§ **Required work**
Show every line containing "time" by copying it.

§ **Provided entries**
-- START --
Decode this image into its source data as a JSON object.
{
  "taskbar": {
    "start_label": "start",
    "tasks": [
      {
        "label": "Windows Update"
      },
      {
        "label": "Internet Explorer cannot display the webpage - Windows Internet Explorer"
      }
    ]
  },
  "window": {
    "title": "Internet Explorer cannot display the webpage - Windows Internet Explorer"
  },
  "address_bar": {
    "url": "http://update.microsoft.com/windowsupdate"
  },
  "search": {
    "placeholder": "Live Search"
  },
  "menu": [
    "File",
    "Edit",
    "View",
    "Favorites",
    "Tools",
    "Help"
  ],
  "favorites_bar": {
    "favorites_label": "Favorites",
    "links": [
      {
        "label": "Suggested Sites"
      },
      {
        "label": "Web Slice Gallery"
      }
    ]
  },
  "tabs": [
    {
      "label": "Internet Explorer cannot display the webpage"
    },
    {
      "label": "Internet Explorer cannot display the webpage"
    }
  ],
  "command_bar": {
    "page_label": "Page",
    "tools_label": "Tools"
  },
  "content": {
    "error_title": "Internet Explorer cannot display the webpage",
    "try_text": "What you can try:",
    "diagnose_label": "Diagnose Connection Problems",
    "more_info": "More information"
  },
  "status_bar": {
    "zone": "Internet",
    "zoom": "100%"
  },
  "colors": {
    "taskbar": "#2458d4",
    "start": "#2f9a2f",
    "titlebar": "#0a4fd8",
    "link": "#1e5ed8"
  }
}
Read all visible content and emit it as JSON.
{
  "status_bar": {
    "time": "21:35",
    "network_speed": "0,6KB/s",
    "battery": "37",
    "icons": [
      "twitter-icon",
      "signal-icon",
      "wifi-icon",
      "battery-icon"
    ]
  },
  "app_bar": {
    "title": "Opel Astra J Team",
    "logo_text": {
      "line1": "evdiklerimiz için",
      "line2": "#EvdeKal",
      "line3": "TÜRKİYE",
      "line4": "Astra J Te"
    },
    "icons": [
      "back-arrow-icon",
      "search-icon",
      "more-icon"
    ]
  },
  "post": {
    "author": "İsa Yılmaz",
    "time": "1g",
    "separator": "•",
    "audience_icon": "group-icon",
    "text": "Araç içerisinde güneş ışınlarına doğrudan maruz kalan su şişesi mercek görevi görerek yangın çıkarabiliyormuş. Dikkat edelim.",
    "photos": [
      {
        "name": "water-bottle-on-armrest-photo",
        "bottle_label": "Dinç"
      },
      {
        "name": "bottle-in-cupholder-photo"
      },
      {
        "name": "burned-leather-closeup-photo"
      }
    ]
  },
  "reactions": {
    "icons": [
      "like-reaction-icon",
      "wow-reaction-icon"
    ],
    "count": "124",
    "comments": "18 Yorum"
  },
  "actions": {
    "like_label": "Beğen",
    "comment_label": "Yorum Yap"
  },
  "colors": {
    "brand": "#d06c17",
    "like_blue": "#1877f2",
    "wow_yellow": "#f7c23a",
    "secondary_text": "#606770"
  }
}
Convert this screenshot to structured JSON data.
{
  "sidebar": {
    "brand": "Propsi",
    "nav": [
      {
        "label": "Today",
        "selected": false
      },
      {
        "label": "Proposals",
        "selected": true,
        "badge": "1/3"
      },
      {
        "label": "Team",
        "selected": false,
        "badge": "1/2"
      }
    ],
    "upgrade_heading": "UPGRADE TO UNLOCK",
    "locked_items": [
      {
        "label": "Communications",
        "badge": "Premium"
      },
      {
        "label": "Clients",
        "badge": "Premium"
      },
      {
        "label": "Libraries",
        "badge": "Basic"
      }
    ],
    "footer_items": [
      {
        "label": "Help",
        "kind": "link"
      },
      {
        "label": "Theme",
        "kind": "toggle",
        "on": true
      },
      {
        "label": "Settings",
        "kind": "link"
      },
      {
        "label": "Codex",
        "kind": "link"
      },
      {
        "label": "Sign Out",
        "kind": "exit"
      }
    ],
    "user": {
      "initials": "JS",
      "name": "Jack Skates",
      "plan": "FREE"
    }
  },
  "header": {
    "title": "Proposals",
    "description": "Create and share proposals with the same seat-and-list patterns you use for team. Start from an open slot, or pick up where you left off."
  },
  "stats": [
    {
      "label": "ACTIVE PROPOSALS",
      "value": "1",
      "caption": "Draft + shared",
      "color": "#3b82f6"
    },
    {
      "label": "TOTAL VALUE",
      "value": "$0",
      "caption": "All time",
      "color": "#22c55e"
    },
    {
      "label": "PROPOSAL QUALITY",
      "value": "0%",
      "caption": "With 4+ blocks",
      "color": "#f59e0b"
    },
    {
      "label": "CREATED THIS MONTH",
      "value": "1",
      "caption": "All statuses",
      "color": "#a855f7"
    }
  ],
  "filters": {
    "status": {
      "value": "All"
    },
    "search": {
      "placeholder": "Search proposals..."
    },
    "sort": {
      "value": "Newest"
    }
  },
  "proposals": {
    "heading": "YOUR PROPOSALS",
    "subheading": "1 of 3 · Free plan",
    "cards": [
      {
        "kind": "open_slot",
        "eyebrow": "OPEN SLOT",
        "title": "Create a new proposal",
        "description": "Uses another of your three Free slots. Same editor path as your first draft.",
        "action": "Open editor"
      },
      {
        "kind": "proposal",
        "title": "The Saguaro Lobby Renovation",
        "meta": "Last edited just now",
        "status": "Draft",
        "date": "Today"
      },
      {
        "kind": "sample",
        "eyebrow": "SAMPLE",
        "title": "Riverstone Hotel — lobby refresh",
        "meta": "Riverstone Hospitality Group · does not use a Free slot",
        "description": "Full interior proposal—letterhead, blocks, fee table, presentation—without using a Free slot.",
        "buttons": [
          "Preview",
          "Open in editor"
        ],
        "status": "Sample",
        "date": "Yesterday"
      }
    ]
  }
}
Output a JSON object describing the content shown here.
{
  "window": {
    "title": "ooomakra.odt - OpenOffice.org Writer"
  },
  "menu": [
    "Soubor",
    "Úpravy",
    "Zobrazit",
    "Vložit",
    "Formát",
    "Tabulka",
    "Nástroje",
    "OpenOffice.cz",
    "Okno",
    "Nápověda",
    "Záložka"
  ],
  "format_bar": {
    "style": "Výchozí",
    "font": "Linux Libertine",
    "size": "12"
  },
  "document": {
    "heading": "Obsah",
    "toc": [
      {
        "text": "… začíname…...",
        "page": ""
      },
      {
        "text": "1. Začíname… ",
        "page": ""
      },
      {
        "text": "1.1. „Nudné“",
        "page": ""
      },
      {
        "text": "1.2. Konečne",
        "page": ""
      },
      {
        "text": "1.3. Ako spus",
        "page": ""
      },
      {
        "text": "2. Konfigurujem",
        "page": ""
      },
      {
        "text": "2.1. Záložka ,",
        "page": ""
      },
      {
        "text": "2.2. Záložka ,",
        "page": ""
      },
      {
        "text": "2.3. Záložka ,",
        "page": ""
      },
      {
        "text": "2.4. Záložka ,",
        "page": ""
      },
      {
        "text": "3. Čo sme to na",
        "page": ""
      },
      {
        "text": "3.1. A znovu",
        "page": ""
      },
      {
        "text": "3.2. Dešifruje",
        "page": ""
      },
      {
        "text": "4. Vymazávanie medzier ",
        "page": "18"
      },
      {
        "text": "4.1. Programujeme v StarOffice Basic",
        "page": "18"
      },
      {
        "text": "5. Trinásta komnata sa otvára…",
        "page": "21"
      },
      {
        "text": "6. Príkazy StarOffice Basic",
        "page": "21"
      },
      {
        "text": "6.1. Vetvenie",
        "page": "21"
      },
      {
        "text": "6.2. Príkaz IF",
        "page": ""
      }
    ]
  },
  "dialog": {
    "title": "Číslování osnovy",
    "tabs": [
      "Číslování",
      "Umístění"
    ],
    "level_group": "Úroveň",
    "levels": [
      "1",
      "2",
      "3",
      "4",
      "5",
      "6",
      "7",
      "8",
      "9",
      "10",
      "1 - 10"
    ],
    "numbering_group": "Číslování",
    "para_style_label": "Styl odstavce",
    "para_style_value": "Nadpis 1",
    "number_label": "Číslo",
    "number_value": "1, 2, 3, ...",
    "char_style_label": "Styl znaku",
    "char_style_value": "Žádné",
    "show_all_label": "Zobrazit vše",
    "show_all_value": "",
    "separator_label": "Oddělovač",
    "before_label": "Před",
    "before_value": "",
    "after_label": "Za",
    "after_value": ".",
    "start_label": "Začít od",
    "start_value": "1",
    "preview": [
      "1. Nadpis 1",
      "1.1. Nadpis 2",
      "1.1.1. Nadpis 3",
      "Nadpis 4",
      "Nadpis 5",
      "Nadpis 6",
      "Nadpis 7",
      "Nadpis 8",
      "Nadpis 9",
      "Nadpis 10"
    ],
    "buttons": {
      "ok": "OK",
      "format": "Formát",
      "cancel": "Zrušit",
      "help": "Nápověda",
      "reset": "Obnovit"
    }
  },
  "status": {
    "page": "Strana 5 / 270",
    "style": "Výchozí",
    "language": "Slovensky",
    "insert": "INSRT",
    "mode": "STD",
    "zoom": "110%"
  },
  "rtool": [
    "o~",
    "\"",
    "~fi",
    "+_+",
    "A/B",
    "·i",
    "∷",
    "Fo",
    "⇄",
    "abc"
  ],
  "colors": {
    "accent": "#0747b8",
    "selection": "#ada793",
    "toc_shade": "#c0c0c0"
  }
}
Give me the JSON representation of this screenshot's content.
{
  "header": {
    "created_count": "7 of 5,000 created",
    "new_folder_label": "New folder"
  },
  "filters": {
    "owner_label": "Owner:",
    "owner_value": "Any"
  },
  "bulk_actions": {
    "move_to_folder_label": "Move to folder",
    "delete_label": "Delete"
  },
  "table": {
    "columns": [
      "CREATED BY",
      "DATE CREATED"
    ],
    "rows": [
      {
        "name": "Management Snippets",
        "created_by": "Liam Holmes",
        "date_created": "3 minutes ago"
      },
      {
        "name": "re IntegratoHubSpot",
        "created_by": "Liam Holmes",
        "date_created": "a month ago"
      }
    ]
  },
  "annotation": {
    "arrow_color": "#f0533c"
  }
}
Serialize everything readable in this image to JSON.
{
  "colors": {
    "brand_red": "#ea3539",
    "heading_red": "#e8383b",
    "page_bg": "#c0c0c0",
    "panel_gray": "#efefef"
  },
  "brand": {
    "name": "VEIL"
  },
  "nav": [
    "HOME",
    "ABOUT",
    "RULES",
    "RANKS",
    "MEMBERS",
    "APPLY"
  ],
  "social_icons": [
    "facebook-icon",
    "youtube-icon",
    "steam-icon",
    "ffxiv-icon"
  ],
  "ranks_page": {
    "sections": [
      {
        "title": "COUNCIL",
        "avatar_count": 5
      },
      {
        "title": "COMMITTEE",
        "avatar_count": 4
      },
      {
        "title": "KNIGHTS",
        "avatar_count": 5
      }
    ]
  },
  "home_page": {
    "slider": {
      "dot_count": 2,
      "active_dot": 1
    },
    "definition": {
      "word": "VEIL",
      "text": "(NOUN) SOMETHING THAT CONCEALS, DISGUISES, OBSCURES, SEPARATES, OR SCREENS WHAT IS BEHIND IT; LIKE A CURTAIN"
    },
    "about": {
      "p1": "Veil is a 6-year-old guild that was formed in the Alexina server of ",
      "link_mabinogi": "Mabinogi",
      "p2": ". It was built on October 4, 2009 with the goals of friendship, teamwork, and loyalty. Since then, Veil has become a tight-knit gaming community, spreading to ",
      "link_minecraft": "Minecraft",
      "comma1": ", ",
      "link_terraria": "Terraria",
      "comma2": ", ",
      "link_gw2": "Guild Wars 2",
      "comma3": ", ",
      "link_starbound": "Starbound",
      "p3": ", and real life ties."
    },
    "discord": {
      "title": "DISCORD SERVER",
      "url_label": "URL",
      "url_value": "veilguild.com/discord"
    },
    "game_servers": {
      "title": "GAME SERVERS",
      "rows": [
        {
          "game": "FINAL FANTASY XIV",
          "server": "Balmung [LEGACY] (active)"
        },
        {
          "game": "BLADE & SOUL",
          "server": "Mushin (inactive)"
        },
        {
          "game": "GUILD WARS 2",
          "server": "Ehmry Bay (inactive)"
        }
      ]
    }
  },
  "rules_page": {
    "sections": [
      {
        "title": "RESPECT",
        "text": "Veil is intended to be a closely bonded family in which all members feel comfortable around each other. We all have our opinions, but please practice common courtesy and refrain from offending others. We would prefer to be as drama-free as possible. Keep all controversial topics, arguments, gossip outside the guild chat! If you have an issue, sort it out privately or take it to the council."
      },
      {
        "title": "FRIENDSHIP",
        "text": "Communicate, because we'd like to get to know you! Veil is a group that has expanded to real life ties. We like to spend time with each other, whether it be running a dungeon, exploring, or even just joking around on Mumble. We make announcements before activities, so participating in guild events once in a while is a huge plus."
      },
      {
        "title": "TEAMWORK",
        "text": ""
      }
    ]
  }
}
-- END --
§ **Complete output**
    "time": "21:35",
    "time": "1g",
      "caption": "All time",
        "text": "Communicate, because we'd like to get to know you! Veil is a group that has expanded to real life ties. We like to spend time with each other, whether it be running a dungeon, exploring, or even just joking around on Mumble. We make announcements before activities, so participating in guild events once in a while is a huge plus."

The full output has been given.